Print the lines below unchanged, from the line with "- node-label: hr_jungangmarket: [324, 1553, 417, 1565]" to the line with "- legend-label: 0.4: [888, 1371, 905, 1385]", both included.

START SUPPLIED INFORMATION

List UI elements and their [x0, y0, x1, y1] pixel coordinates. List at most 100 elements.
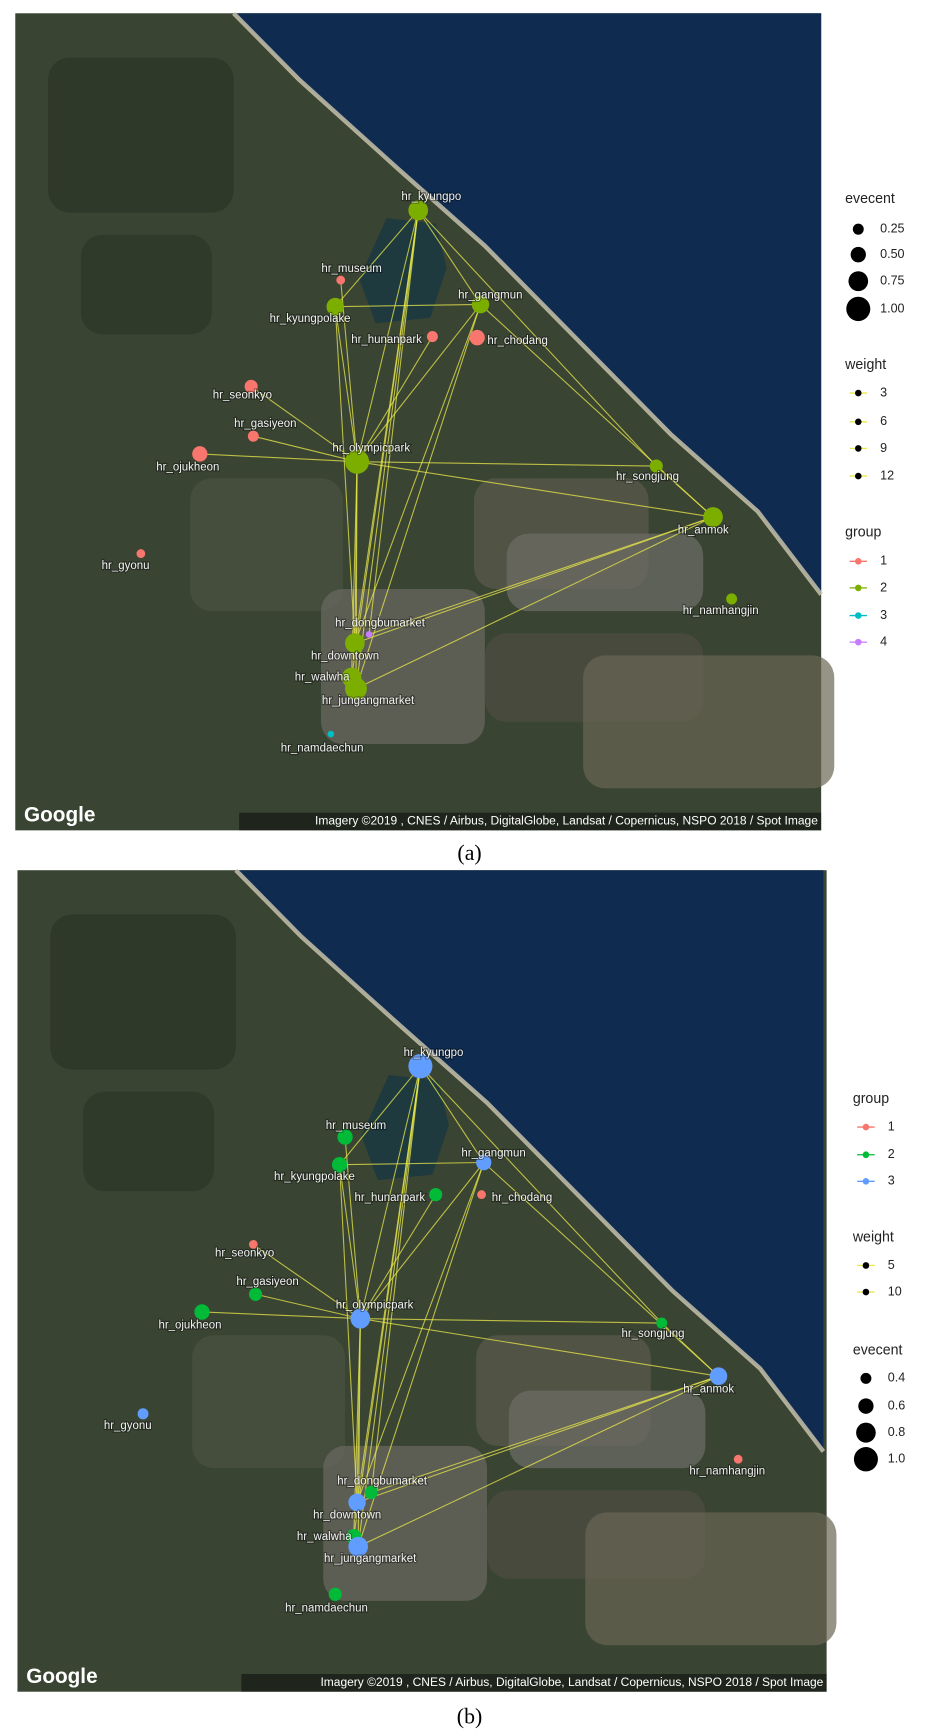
- node-label: hr_jungangmarket: [324, 1553, 417, 1565]
- node-label: hr_walwha: [295, 672, 350, 684]
- attribution: Imagery ©2019 , CNES / Airbus, DigitalGl…: [320, 1675, 823, 1689]
- legend-key: [850, 246, 866, 263]
- edge: [359, 1066, 421, 1319]
- legend-label: 0.50: [880, 247, 904, 261]
- node: [471, 295, 490, 314]
- legend-label: 10: [888, 1284, 902, 1298]
- node: [350, 1308, 371, 1329]
- node-label: hr_songjung: [616, 471, 679, 483]
- legend-key: [855, 612, 862, 619]
- legend-key: [855, 638, 862, 646]
- attribution-bg: [241, 1674, 827, 1692]
- legend-label: 0.4: [888, 1371, 905, 1385]
- node-label: hr_olympicpark: [332, 442, 410, 454]
- node: [336, 275, 346, 285]
- edge: [355, 210, 419, 689]
- attribution: Imagery ©2019 , CNES / Airbus, DigitalGl…: [315, 814, 818, 828]
- legend-title: group: [845, 524, 881, 540]
- legend-title: evecent: [845, 191, 895, 207]
- node: [328, 1587, 342, 1601]
- legend-key: [855, 558, 862, 565]
- node: [429, 1187, 443, 1202]
- node: [726, 593, 738, 605]
- terrain: [82, 1091, 215, 1192]
- map-panel: hr_kyungpo hr_museum hr_kyungpolake hr_gang…: [17, 868, 837, 1692]
- edge: [356, 210, 419, 462]
- terrain: [585, 1512, 837, 1646]
- legend-key: [848, 271, 869, 292]
- edge: [339, 1161, 484, 1166]
- legend-key: [855, 584, 862, 592]
- legend-key: [846, 296, 871, 322]
- google-logo: Google: [26, 1665, 97, 1688]
- edge: [368, 516, 714, 635]
- node-label: hr_namdaechun: [285, 1603, 368, 1615]
- caption: (a): [457, 840, 481, 865]
- attribution-bg: [239, 812, 822, 831]
- legend-key: [852, 223, 864, 235]
- terrain: [323, 1445, 488, 1601]
- edge: [353, 1066, 421, 1537]
- node-label: hr_anmok: [683, 1383, 734, 1395]
- edge: [360, 1318, 662, 1324]
- legend-title: evecent: [853, 1342, 903, 1358]
- legend-key: [862, 1178, 870, 1185]
- node-label: hr_ojukheon: [158, 1319, 221, 1331]
- edge: [417, 210, 481, 305]
- node-label: hr_olympicpark: [336, 1299, 414, 1311]
- edge: [253, 1243, 361, 1320]
- node: [469, 329, 485, 346]
- node-label: hr_hunanpark: [354, 1192, 425, 1204]
- edge: [357, 461, 657, 467]
- legend-label: 3: [880, 385, 887, 399]
- node-label: hr_museum: [326, 1120, 386, 1132]
- edge: [357, 1375, 719, 1548]
- node: [247, 430, 259, 442]
- legend-key: [858, 1398, 874, 1414]
- legend-key: [862, 1123, 870, 1131]
- legend-label: 0.75: [880, 274, 904, 288]
- node-label: hr_kyungpo: [404, 1047, 464, 1059]
- node: [408, 200, 429, 221]
- node-label: hr_jungangmarket: [322, 695, 415, 707]
- edge: [340, 280, 358, 462]
- node-label: hr_namhangjin: [689, 1465, 765, 1477]
- node: [408, 1054, 433, 1079]
- node: [426, 331, 438, 343]
- edge: [344, 1136, 361, 1319]
- edge: [355, 516, 714, 690]
- node-label: hr_gangmun: [461, 1148, 525, 1160]
- node-label: hr_dongbumarket: [335, 617, 426, 629]
- node-label: hr_downtown: [313, 1510, 381, 1522]
- edge: [335, 303, 481, 308]
- edge: [356, 1375, 719, 1503]
- node-label: hr_seonkyo: [215, 1247, 274, 1259]
- edge: [201, 1311, 361, 1320]
- legend-label: 3: [880, 608, 887, 622]
- legend-label: 4: [880, 634, 887, 648]
- edge: [359, 1162, 485, 1319]
- terrain: [50, 914, 236, 1070]
- legend-label: 5: [888, 1258, 895, 1272]
- node: [477, 1190, 486, 1200]
- edge: [339, 1164, 358, 1503]
- node-label: hr_walwha: [297, 1531, 352, 1543]
- terrain: [190, 478, 343, 612]
- node: [345, 633, 365, 654]
- legend-label: 1: [880, 554, 887, 568]
- node: [244, 379, 258, 394]
- node: [345, 677, 367, 700]
- legend-key: [860, 1372, 872, 1384]
- node-label: hr_gangmun: [458, 290, 522, 302]
- edge: [355, 304, 481, 689]
- node: [364, 1485, 378, 1500]
- edge: [255, 1293, 361, 1320]
- edge: [356, 461, 714, 518]
- edge: [253, 435, 358, 463]
- node-label: hr_downtown: [311, 651, 379, 663]
- node: [136, 549, 146, 558]
- legend-label: 1: [888, 1119, 895, 1133]
- node-label: hr_hunanpark: [351, 334, 422, 346]
- node: [703, 507, 723, 527]
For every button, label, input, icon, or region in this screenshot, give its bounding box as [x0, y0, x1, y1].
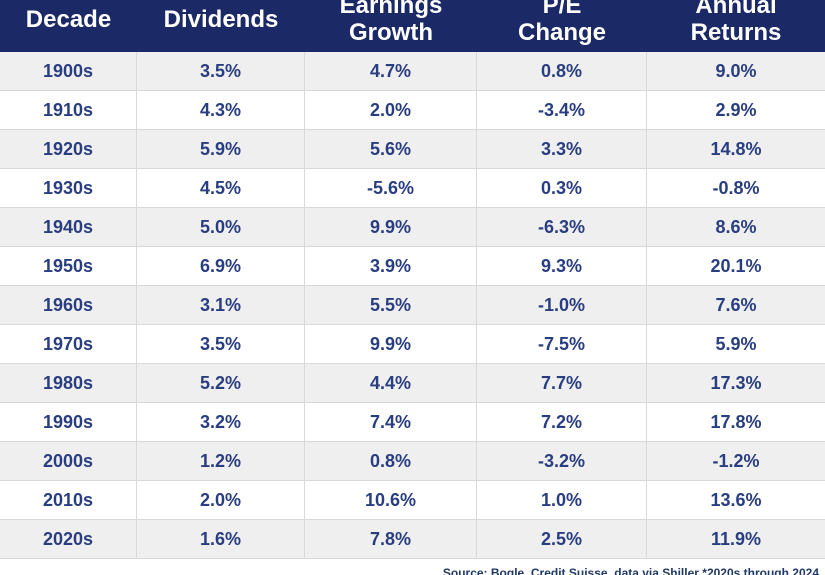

END SUPPLIED INFORMATION

[WRITTEN SOLUTION]
- node-label: hr_jungangmarket: [324, 1553, 417, 1565]
- node-label: hr_walwha: [295, 672, 350, 684]
- attribution: Imagery ©2019 , CNES / Airbus, DigitalGl…: [320, 1675, 823, 1689]
- legend-key: [850, 246, 866, 263]
- edge: [359, 1066, 421, 1319]
- legend-label: 0.50: [880, 247, 904, 261]
- node: [471, 295, 490, 314]
- legend-label: 10: [888, 1284, 902, 1298]
- node: [350, 1308, 371, 1329]
- node-label: hr_songjung: [616, 471, 679, 483]
- legend-key: [855, 612, 862, 619]
- legend-key: [855, 638, 862, 646]
- attribution-bg: [241, 1674, 827, 1692]
- legend-label: 0.4: [888, 1371, 905, 1385]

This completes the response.